#### [Your objective]
Starting with the first line of the entries below and ending after the line that contains "bar-net-profit xyxy=(223,552,231,555)", arrange those lines as a JSON list of strings, one string per line, with blank lines omitted.

#### [Data listing]
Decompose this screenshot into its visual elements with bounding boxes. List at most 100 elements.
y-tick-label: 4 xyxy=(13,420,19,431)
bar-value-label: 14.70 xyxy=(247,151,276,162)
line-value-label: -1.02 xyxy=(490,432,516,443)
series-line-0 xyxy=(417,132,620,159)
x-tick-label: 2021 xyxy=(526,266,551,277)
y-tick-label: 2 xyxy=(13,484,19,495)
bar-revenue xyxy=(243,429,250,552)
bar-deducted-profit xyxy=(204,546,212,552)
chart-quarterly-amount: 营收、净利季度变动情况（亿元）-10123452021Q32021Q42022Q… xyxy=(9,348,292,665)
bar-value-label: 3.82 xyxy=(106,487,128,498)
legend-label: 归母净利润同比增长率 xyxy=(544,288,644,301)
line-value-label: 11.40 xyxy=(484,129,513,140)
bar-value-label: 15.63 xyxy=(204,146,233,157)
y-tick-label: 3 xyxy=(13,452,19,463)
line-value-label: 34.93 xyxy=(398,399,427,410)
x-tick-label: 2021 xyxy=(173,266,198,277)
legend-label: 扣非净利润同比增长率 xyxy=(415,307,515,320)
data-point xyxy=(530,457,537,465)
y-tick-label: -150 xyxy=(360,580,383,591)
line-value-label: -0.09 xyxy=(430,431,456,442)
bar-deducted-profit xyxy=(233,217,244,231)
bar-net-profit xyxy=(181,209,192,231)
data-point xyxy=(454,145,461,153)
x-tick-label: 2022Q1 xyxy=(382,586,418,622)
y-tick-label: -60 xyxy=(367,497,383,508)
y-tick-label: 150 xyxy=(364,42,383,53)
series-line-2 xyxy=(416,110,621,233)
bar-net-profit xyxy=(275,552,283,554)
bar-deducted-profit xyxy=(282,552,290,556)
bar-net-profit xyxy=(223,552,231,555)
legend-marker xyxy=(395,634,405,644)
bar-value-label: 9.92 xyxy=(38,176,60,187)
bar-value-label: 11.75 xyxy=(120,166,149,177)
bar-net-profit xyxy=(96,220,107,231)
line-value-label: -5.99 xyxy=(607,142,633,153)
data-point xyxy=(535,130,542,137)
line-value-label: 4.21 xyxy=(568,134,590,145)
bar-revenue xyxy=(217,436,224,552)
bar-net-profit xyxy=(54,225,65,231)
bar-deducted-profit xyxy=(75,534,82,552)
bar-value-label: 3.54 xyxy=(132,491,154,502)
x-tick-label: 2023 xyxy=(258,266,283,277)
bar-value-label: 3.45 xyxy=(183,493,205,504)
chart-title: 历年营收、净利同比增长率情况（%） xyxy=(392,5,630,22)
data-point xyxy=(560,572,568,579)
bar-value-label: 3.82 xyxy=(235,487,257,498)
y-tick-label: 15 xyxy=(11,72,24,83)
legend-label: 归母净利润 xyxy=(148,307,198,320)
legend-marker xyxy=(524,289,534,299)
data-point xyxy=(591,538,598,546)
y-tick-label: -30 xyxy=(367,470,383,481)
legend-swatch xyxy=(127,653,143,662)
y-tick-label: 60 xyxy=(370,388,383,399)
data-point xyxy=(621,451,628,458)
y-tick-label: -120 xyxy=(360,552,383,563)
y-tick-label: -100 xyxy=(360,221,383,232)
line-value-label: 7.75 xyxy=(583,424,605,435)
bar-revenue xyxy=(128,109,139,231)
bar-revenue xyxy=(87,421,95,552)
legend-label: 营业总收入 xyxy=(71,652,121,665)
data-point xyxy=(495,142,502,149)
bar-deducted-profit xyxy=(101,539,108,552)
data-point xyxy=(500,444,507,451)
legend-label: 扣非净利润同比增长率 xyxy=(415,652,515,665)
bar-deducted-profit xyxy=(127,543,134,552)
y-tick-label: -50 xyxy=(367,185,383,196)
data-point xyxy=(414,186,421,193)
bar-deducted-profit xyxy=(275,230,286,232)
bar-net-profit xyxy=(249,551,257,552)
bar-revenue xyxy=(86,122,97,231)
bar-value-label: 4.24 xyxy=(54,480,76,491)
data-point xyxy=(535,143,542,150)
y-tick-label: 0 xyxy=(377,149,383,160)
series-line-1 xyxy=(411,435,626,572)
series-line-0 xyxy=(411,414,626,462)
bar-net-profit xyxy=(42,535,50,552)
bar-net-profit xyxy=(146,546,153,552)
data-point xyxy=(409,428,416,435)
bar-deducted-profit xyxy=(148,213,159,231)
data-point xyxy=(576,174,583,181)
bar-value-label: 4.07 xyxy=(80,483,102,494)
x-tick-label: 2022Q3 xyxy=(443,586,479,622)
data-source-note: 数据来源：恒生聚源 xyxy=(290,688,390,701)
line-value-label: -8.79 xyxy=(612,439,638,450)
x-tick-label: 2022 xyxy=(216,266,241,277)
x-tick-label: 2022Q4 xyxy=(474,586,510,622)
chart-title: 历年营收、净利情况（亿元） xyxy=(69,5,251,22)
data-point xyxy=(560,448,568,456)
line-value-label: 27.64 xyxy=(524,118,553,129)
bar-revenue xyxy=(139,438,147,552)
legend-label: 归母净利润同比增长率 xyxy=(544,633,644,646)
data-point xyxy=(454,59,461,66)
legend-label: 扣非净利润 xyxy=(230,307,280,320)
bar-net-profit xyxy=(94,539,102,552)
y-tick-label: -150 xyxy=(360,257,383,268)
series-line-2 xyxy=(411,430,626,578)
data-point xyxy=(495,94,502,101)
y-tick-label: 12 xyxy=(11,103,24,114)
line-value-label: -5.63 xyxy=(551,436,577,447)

#### [Result below]
[
  "Decompose this screenshot into its visual elements with bounding boxes. List at most 100 elements.",
  "y-tick-label: 4 xyxy=(13,420,19,431)",
  "bar-value-label: 14.70 xyxy=(247,151,276,162)",
  "line-value-label: -1.02 xyxy=(490,432,516,443)",
  "series-line-0 xyxy=(417,132,620,159)",
  "x-tick-label: 2021 xyxy=(526,266,551,277)",
  "y-tick-label: 2 xyxy=(13,484,19,495)",
  "bar-revenue xyxy=(243,429,250,552)",
  "bar-deducted-profit xyxy=(204,546,212,552)",
  "chart-quarterly-amount: 营收、净利季度变动情况（亿元）-10123452021Q32021Q42022Q… xyxy=(9,348,292,665)",
  "bar-value-label: 3.82 xyxy=(106,487,128,498)",
  "legend-label: 归母净利润同比增长率 xyxy=(544,288,644,301)",
  "line-value-label: 11.40 xyxy=(484,129,513,140)",
  "bar-value-label: 15.63 xyxy=(204,146,233,157)",
  "y-tick-label: 3 xyxy=(13,452,19,463)",
  "line-value-label: 34.93 xyxy=(398,399,427,410)",
  "x-tick-label: 2021 xyxy=(173,266,198,277)",
  "legend-label: 扣非净利润同比增长率 xyxy=(415,307,515,320)",
  "data-point xyxy=(530,457,537,465)",
  "y-tick-label: -150 xyxy=(360,580,383,591)",
  "line-value-label: -0.09 xyxy=(430,431,456,442)",
  "bar-deducted-profit xyxy=(233,217,244,231)",
  "bar-net-profit xyxy=(181,209,192,231)",
  "data-point xyxy=(454,145,461,153)",
  "x-tick-label: 2022Q1 xyxy=(382,586,418,622)",
  "y-tick-label: -60 xyxy=(367,497,383,508)",
  "y-tick-label: 150 xyxy=(364,42,383,53)",
  "series-line-2 xyxy=(416,110,621,233)",
  "bar-net-profit xyxy=(275,552,283,554)",
  "bar-deducted-profit xyxy=(282,552,290,556)",
  "bar-net-profit xyxy=(223,552,231,555)"
]